● **Stored items**
"""

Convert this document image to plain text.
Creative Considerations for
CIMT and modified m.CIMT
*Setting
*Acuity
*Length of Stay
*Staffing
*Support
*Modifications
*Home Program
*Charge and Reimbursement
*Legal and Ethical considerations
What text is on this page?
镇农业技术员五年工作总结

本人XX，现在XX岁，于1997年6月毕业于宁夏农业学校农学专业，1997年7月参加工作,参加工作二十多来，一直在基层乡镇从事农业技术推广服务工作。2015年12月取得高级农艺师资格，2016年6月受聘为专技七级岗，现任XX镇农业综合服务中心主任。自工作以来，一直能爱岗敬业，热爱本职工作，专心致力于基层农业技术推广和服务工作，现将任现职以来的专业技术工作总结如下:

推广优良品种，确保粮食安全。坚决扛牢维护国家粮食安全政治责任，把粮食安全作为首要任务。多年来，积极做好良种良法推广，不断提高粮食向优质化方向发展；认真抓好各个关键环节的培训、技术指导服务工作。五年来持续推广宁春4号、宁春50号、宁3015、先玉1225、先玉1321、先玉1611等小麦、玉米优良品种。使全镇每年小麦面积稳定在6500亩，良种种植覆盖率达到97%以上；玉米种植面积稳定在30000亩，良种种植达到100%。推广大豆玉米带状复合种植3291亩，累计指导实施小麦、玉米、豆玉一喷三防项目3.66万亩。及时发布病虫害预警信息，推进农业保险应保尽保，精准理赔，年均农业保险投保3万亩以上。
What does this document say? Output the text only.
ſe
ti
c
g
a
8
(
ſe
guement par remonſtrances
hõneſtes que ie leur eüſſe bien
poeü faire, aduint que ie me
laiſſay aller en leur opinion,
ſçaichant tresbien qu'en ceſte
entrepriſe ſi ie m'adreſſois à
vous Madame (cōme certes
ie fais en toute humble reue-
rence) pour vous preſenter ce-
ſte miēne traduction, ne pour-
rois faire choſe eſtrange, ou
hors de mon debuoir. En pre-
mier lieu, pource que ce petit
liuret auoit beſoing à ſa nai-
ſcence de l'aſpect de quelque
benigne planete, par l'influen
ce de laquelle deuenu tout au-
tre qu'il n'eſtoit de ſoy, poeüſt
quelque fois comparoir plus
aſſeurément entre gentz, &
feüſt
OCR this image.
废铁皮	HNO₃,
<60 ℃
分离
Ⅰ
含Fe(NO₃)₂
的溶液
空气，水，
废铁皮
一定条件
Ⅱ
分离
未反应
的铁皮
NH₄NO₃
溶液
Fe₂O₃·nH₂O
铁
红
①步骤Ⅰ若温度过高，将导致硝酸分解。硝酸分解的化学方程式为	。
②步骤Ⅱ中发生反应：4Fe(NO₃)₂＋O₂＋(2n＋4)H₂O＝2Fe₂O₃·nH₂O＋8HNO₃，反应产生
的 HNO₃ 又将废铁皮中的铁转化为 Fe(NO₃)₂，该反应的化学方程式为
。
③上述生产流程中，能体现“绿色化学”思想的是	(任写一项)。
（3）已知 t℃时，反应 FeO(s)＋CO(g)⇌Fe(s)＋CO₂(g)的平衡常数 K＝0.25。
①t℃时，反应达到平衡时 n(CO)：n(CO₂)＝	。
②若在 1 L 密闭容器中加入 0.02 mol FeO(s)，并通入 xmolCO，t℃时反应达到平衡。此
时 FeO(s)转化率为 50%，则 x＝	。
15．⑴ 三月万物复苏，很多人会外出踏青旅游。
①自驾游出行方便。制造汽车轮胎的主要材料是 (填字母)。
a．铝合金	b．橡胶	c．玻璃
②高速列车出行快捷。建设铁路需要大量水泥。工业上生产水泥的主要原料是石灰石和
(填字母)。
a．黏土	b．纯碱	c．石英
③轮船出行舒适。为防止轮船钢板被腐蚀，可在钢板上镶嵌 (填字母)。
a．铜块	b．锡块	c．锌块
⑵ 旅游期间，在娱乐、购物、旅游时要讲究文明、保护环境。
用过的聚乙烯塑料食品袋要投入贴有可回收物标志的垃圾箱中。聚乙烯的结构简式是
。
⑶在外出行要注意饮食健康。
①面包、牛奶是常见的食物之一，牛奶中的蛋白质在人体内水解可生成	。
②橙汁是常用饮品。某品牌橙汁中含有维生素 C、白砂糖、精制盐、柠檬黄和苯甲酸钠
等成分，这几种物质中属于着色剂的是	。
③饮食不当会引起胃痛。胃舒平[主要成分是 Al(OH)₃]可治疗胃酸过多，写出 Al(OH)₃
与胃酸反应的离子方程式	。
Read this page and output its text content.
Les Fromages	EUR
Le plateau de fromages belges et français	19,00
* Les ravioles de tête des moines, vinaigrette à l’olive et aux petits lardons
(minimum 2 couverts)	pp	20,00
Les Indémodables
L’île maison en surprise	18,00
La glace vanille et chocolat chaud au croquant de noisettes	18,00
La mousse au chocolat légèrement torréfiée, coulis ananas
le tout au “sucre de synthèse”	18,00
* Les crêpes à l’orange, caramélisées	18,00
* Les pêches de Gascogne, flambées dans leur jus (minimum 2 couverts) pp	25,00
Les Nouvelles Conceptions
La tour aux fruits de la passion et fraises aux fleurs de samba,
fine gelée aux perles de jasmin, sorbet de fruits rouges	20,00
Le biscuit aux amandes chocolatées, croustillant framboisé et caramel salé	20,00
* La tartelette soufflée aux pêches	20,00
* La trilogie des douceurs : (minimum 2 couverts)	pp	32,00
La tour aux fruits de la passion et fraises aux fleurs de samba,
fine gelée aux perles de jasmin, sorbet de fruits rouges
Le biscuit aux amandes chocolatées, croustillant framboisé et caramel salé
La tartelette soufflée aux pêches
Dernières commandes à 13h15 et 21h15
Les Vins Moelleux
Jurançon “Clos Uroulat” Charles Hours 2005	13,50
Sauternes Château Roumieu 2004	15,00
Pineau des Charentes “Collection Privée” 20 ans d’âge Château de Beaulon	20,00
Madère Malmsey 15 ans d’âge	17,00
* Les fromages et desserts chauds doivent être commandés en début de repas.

"""

● **AIM**
Would you copy out each line exactly as written?

● **WRITTEN RESPONSE**
Convert this document image to plain text.
Creative Considerations for
CIMT and modified m.CIMT
*Setting
*Acuity
*Length of Stay
*Staffing
*Support
*Modifications
*Home Program
*Charge and Reimbursement
*Legal and Ethical considerations
What text is on this page?
镇农业技术员五年工作总结

本人XX，现在XX岁，于1997年6月毕业于宁夏农业学校农学专业，1997年7月参加工作,参加工作二十多来，一直在基层乡镇从事农业技术推广服务工作。2015年12月取得高级农艺师资格，2016年6月受聘为专技七级岗，现任XX镇农业综合服务中心主任。自工作以来，一直能爱岗敬业，热爱本职工作，专心致力于基层农业技术推广和服务工作，现将任现职以来的专业技术工作总结如下:

推广优良品种，确保粮食安全。坚决扛牢维护国家粮食安全政治责任，把粮食安全作为首要任务。多年来，积极做好良种良法推广，不断提高粮食向优质化方向发展；认真抓好各个关键环节的培训、技术指导服务工作。五年来持续推广宁春4号、宁春50号、宁3015、先玉1225、先玉1321、先玉1611等小麦、玉米优良品种。使全镇每年小麦面积稳定在6500亩，良种种植覆盖率达到97%以上；玉米种植面积稳定在30000亩，良种种植达到100%。推广大豆玉米带状复合种植3291亩，累计指导实施小麦、玉米、豆玉一喷三防项目3.66万亩。及时发布病虫害预警信息，推进农业保险应保尽保，精准理赔，年均农业保险投保3万亩以上。
What does this document say? Output the text only.
ſe
ti
c
g
a
8
(
ſe
guement par remonſtrances
hõneſtes que ie leur eüſſe bien
poeü faire, aduint que ie me
laiſſay aller en leur opinion,
ſçaichant tresbien qu'en ceſte
entrepriſe ſi ie m'adreſſois à
vous Madame (cōme certes
ie fais en toute humble reue-
rence) pour vous preſenter ce-
ſte miēne traduction, ne pour-
rois faire choſe eſtrange, ou
hors de mon debuoir. En pre-
mier lieu, pource que ce petit
liuret auoit beſoing à ſa nai-
ſcence de l'aſpect de quelque
benigne planete, par l'influen
ce de laquelle deuenu tout au-
tre qu'il n'eſtoit de ſoy, poeüſt
quelque fois comparoir plus
aſſeurément entre gentz, &
feüſt
OCR this image.
废铁皮	HNO₃,
<60 ℃
分离
Ⅰ
含Fe(NO₃)₂
的溶液
空气，水，
废铁皮
一定条件
Ⅱ
分离
未反应
的铁皮
NH₄NO₃
溶液
Fe₂O₃·nH₂O
铁
红
①步骤Ⅰ若温度过高，将导致硝酸分解。硝酸分解的化学方程式为	。
②步骤Ⅱ中发生反应：4Fe(NO₃)₂＋O₂＋(2n＋4)H₂O＝2Fe₂O₃·nH₂O＋8HNO₃，反应产生
的 HNO₃ 又将废铁皮中的铁转化为 Fe(NO₃)₂，该反应的化学方程式为
。
③上述生产流程中，能体现“绿色化学”思想的是	(任写一项)。
（3）已知 t℃时，反应 FeO(s)＋CO(g)⇌Fe(s)＋CO₂(g)的平衡常数 K＝0.25。
①t℃时，反应达到平衡时 n(CO)：n(CO₂)＝	。
②若在 1 L 密闭容器中加入 0.02 mol FeO(s)，并通入 xmolCO，t℃时反应达到平衡。此
时 FeO(s)转化率为 50%，则 x＝	。
15．⑴ 三月万物复苏，很多人会外出踏青旅游。
①自驾游出行方便。制造汽车轮胎的主要材料是 (填字母)。
a．铝合金	b．橡胶	c．玻璃
②高速列车出行快捷。建设铁路需要大量水泥。工业上生产水泥的主要原料是石灰石和
(填字母)。
a．黏土	b．纯碱	c．石英
③轮船出行舒适。为防止轮船钢板被腐蚀，可在钢板上镶嵌 (填字母)。
a．铜块	b．锡块	c．锌块
⑵ 旅游期间，在娱乐、购物、旅游时要讲究文明、保护环境。
用过的聚乙烯塑料食品袋要投入贴有可回收物标志的垃圾箱中。聚乙烯的结构简式是
。
⑶在外出行要注意饮食健康。
①面包、牛奶是常见的食物之一，牛奶中的蛋白质在人体内水解可生成	。
②橙汁是常用饮品。某品牌橙汁中含有维生素 C、白砂糖、精制盐、柠檬黄和苯甲酸钠
等成分，这几种物质中属于着色剂的是	。
③饮食不当会引起胃痛。胃舒平[主要成分是 Al(OH)₃]可治疗胃酸过多，写出 Al(OH)₃
与胃酸反应的离子方程式	。
Read this page and output its text content.
Les Fromages	EUR
Le plateau de fromages belges et français	19,00
* Les ravioles de tête des moines, vinaigrette à l’olive et aux petits lardons
(minimum 2 couverts)	pp	20,00
Les Indémodables
L’île maison en surprise	18,00
La glace vanille et chocolat chaud au croquant de noisettes	18,00
La mousse au chocolat légèrement torréfiée, coulis ananas
le tout au “sucre de synthèse”	18,00
* Les crêpes à l’orange, caramélisées	18,00
* Les pêches de Gascogne, flambées dans leur jus (minimum 2 couverts) pp	25,00
Les Nouvelles Conceptions
La tour aux fruits de la passion et fraises aux fleurs de samba,
fine gelée aux perles de jasmin, sorbet de fruits rouges	20,00
Le biscuit aux amandes chocolatées, croustillant framboisé et caramel salé	20,00
* La tartelette soufflée aux pêches	20,00
* La trilogie des douceurs : (minimum 2 couverts)	pp	32,00
La tour aux fruits de la passion et fraises aux fleurs de samba,
fine gelée aux perles de jasmin, sorbet de fruits rouges
Le biscuit aux amandes chocolatées, croustillant framboisé et caramel salé
La tartelette soufflée aux pêches
Dernières commandes à 13h15 et 21h15
Les Vins Moelleux
Jurançon “Clos Uroulat” Charles Hours 2005	13,50
Sauternes Château Roumieu 2004	15,00
Pineau des Charentes “Collection Privée” 20 ans d’âge Château de Beaulon	20,00
Madère Malmsey 15 ans d’âge	17,00
* Les fromages et desserts chauds doivent être commandés en début de repas.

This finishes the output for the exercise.